**GOAL OF THE EXERCISE**.
Pull out every line in the data that has the string "休息にならない" in it.

───── RECORD EXCERPTS

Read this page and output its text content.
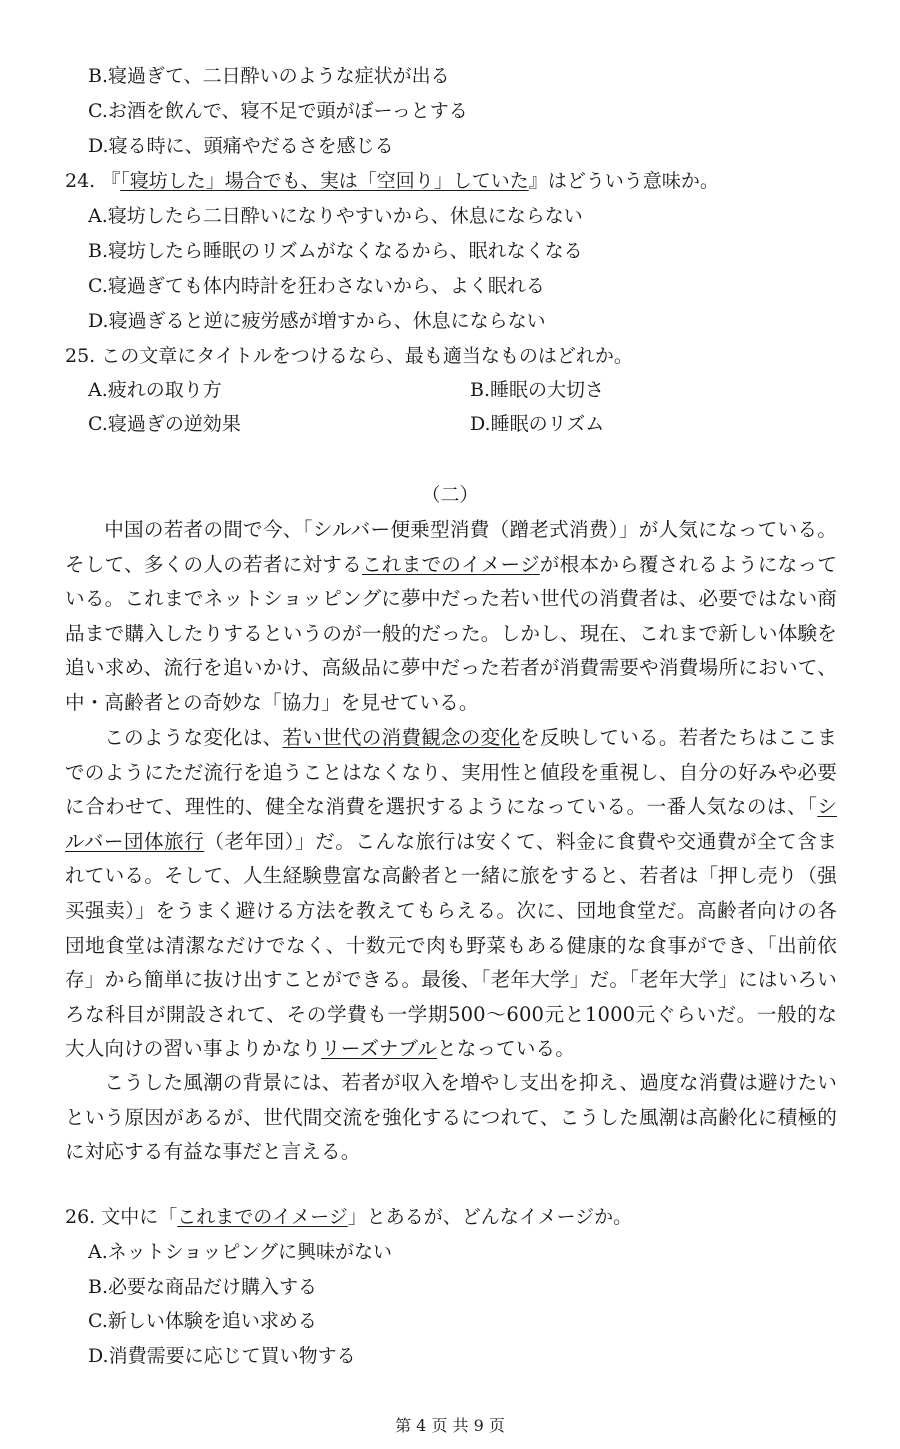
B.寝過ぎて、二日酔いのような症状が出る
C.お酒を飲んで、寝不足で頭がぼーっとする
D.寝る時に、頭痛やだるさを感じる
24. 『「寝坊した」場合でも、実は「空回り」していた』はどういう意味か。
A.寝坊したら二日酔いになりやすいから、休息にならない
B.寝坊したら睡眠のリズムがなくなるから、眠れなくなる
C.寝過ぎても体内時計を狂わさないから、よく眠れる
D.寝過ぎると逆に疲労感が増すから、休息にならない
25. この文章にタイトルをつけるなら、最も適当なものはどれか。
A.疲れの取り方	B.睡眠の大切さ
C.寝過ぎの逆効果	D.睡眠のリズム
（二）
中国の若者の間で今、「シルバー便乗型消費（蹭老式消费）」が人気になっている。そして、多くの人の若者に対するこれまでのイメージが根本から覆されるようになっている。これまでネットショッピングに夢中だった若い世代の消費者は、必要ではない商品まで購入したりするというのが一般的だった。しかし、現在、これまで新しい体験を追い求め、流行を追いかけ、高級品に夢中だった若者が消費需要や消費場所において、中・高齢者との奇妙な「協力」を見せている。
このような変化は、若い世代の消費観念の変化を反映している。若者たちはここまでのようにただ流行を追うことはなくなり、実用性と値段を重視し、自分の好みや必要に合わせて、理性的、健全な消費を選択するようになっている。一番人気なのは、「シルバー団体旅行（老年団）」だ。こんな旅行は安くて、料金に食費や交通費が全て含まれている。そして、人生経験豊富な高齢者と一緒に旅をすると、若者は「押し売り（强买强卖）」をうまく避ける方法を教えてもらえる。次に、団地食堂だ。高齢者向けの各団地食堂は清潔なだけでなく、十数元で肉も野菜もある健康的な食事ができ、「出前依存」から簡単に抜け出すことができる。最後、「老年大学」だ。「老年大学」にはいろいろな科目が開設されて、その学費も一学期500～600元と1000元ぐらいだ。一般的な大人向けの習い事よりかなりリーズナブルとなっている。
こうした風潮の背景には、若者が収入を増やし支出を抑え、過度な消費は避けたいという原因があるが、世代間交流を強化するにつれて、こうした風潮は高齢化に積極的に対応する有益な事だと言える。
26. 文中に「これまでのイメージ」とあるが、どんなイメージか。
A.ネットショッピングに興味がない
B.必要な商品だけ購入する
C.新しい体験を追い求める
D.消費需要に応じて買い物する
第 4 页 共 9 页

──────────

**THE OUTPUT**.
A.寝坊したら二日酔いになりやすいから、休息にならない
D.寝過ぎると逆に疲労感が増すから、休息にならない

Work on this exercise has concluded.